### Given request A
Could you repeat, word for word, the rows that start with the one containing "annotation-label: low water" and end with the one containing "y-tick-label: 15 (46, 72, 59, 83)", both included?

### Source extract
================================

I've variously run 65" up to 72" on my fixed steel Claud Butler. All have been perfect on one stretch of tarmac and laughably wrong on another.

I've always found hills for which I'm geared too high and descents for which I'm geared too low. But it's always fun finding out.

I once saw a documentary programme about a burglar who not only tested to destruction the furniture in the house she entered, but ate all the porridge too.

Although from a moral standpoint her behaviour was dispicable, we can all learn from her when it comes to setting gear for a fixie.

Many of us will try all three before deciding that Baby Bear's porridge is just right.


----------



## jazzkat (15 Aug 2013)

Wot he said ^
I upped my gearing by one tooth at the back to make 70inches, so I could go a bit faster on the flat. I'm still spinning like a washing machine at 22/23mph but if I went any higher gearing wise I'd not get up some of the hills around here. Going downhill is a bit of a moot point to me as most downhills are pretty steep here and so I'm on the brakes most of the time so I don't end up going too fast
I might try going up another tooth as I get a bit stronger, but there will come a point where my knees will say enough's enough and 22/23 is pretty respectable I suppose!


----------



## Alien8 (15 Aug 2013)

What about big(ger) rings and flex?

My Bowery came with a 130BCD crank but due to this I may take the opportunity to move to 144BCD.

Any thoughts (I'm currently running 46T/15T)?


----------



## GrumpyGregry (15 Aug 2013)

2599126 said:


> 53x19


But you aren't shallow.


----------



## ayceejay (15 Aug 2013)

================================

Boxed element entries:
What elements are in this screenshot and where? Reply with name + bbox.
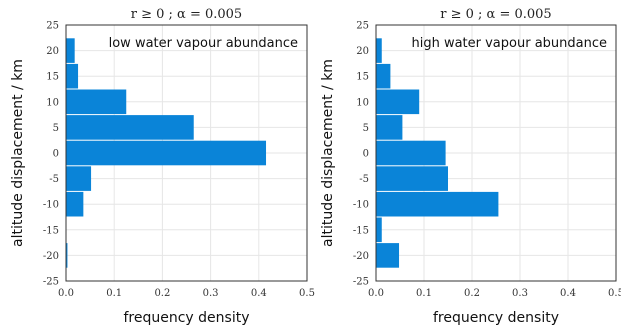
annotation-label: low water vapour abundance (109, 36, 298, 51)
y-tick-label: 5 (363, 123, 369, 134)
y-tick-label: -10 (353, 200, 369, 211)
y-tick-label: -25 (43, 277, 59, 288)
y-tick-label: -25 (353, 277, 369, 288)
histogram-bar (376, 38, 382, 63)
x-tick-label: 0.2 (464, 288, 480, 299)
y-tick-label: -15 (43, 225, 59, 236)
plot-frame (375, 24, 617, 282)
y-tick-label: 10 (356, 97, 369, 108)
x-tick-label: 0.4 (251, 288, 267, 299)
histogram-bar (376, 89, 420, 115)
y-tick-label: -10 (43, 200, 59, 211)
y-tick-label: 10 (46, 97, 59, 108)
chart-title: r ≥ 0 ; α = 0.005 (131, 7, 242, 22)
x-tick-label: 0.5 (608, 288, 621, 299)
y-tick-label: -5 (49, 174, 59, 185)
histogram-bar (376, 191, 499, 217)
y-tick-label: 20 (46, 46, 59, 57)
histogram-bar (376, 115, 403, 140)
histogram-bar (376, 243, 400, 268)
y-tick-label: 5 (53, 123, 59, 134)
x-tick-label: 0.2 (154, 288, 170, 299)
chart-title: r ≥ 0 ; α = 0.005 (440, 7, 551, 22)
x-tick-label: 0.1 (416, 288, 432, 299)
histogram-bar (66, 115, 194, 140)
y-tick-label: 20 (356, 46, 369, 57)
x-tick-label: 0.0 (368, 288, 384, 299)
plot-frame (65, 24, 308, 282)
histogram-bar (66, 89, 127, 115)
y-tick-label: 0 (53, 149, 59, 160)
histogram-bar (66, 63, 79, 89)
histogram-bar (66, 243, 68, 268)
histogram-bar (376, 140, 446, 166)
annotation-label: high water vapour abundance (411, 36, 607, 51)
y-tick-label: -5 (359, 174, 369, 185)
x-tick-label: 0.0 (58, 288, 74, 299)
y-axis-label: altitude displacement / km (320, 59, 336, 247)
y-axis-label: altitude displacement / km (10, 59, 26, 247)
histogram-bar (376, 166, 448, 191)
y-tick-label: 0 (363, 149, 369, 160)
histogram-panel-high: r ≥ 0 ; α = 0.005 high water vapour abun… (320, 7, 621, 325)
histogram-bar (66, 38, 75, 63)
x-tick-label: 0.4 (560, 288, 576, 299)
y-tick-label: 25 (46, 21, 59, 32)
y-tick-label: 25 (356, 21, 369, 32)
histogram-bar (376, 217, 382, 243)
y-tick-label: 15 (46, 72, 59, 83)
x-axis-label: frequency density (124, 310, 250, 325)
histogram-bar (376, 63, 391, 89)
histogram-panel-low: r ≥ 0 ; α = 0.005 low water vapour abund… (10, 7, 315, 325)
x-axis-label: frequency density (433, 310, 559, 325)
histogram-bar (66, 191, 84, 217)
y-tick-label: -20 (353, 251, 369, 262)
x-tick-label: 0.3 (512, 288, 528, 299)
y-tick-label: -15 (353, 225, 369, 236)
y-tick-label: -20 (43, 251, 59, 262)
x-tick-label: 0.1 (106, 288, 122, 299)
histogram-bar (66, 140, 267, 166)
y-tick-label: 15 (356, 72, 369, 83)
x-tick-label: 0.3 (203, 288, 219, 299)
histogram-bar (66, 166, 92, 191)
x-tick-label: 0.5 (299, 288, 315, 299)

================================

### Given request B
How would the forum thread on fixed-gear gearing go on? Write its continuation from the point where it stops.

### Result A
annotation-label: low water vapour abundance (109, 36, 298, 51)
y-tick-label: 5 (363, 123, 369, 134)
y-tick-label: -10 (353, 200, 369, 211)
y-tick-label: -25 (43, 277, 59, 288)
y-tick-label: -25 (353, 277, 369, 288)
histogram-bar (376, 38, 382, 63)
x-tick-label: 0.2 (464, 288, 480, 299)
y-tick-label: -15 (43, 225, 59, 236)
plot-frame (375, 24, 617, 282)
y-tick-label: 10 (356, 97, 369, 108)
x-tick-label: 0.4 (251, 288, 267, 299)
histogram-bar (376, 89, 420, 115)
y-tick-label: -10 (43, 200, 59, 211)
y-tick-label: 10 (46, 97, 59, 108)
chart-title: r ≥ 0 ; α = 0.005 (131, 7, 242, 22)
x-tick-label: 0.5 (608, 288, 621, 299)
y-tick-label: -5 (49, 174, 59, 185)
histogram-bar (376, 191, 499, 217)
y-tick-label: 20 (46, 46, 59, 57)
histogram-bar (376, 115, 403, 140)
histogram-bar (376, 243, 400, 268)
y-tick-label: 5 (53, 123, 59, 134)
x-tick-label: 0.2 (154, 288, 170, 299)
chart-title: r ≥ 0 ; α = 0.005 (440, 7, 551, 22)
x-tick-label: 0.1 (416, 288, 432, 299)
histogram-bar (66, 115, 194, 140)
y-tick-label: 20 (356, 46, 369, 57)
x-tick-label: 0.0 (368, 288, 384, 299)
plot-frame (65, 24, 308, 282)
histogram-bar (66, 89, 127, 115)
y-tick-label: 0 (53, 149, 59, 160)
histogram-bar (66, 63, 79, 89)
histogram-bar (66, 243, 68, 268)
histogram-bar (376, 140, 446, 166)
annotation-label: high water vapour abundance (411, 36, 607, 51)
y-tick-label: -5 (359, 174, 369, 185)
x-tick-label: 0.0 (58, 288, 74, 299)
y-axis-label: altitude displacement / km (320, 59, 336, 247)
y-axis-label: altitude displacement / km (10, 59, 26, 247)
histogram-bar (376, 166, 448, 191)
y-tick-label: 0 (363, 149, 369, 160)
histogram-panel-high: r ≥ 0 ; α = 0.005 high water vapour abun… (320, 7, 621, 325)
histogram-bar (66, 38, 75, 63)
x-tick-label: 0.4 (560, 288, 576, 299)
y-tick-label: 25 (46, 21, 59, 32)
y-tick-label: 25 (356, 21, 369, 32)
histogram-bar (376, 217, 382, 243)
y-tick-label: 15 (46, 72, 59, 83)

### Result B
When riding fixed the usual length for crank arms is 165 to avoid toes overlapping front wheel and hitting the ground when cornering. Since changing a sprocket is way easier than changing a chain ring I would say stick with either 48 or 46 and play around with cogs. If you have ridden a geared bike on the same route and there is one combination in there where you feel most comfortable use the chart above to find out its gear inches and emulate this on your fixed.


----------



## GrumpyGregry (15 Aug 2013)

ayceejay said:


> When riding fixed the usual length for crank arms is 165 to avoid toes overlapping front wheel and hitting the ground when cornering. Since changing a sprocket is way easier than changing a chain ring I would say stick with either 48 or 46 and play around with cogs. If you have ridden a geared bike on the same route and there is one combination in there where you feel most comfortable use the chart above to find out its gear inches and emulate this on your fixed.


Surely toeverlap is more a factor of geometry than crank length? I've always thought short cranks were there to ease the problem of pedal strike.


----------



## Rohloff_Brompton_Rider (15 Aug 2013)

GregCollins said:


> Surely toeverlap is more a factor of geometry than crank length? I've always thought short cranks were there to ease the problem of pedal strike.


Me too, but also to allow faster spinning down hills.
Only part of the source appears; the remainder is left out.